Stored data
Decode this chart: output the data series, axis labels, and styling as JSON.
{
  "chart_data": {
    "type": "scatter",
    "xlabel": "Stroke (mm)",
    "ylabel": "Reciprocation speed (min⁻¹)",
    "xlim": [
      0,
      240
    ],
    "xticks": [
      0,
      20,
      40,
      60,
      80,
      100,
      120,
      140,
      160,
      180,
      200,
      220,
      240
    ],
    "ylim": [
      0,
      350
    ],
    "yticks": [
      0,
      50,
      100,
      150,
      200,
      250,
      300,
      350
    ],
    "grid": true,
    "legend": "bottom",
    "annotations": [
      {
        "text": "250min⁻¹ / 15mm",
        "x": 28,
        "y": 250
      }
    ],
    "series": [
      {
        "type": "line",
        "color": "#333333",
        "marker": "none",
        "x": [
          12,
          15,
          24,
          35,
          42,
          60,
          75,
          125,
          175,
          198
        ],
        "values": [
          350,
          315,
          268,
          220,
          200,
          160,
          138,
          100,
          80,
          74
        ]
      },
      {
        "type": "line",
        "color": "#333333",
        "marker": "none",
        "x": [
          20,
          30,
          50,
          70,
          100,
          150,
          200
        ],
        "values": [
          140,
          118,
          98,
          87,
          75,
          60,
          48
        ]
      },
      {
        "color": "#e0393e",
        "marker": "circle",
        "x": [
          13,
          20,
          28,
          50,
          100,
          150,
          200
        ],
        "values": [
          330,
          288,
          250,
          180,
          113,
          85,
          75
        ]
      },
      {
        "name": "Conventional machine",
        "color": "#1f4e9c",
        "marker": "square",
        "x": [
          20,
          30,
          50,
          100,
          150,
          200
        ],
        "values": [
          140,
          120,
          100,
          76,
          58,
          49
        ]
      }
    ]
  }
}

• Task directions
Copy every line of the entries above in which "marker" occurs.

• Solution for this problem
        "marker": "none",
        "marker": "none",
        "marker": "circle",
        "marker": "square",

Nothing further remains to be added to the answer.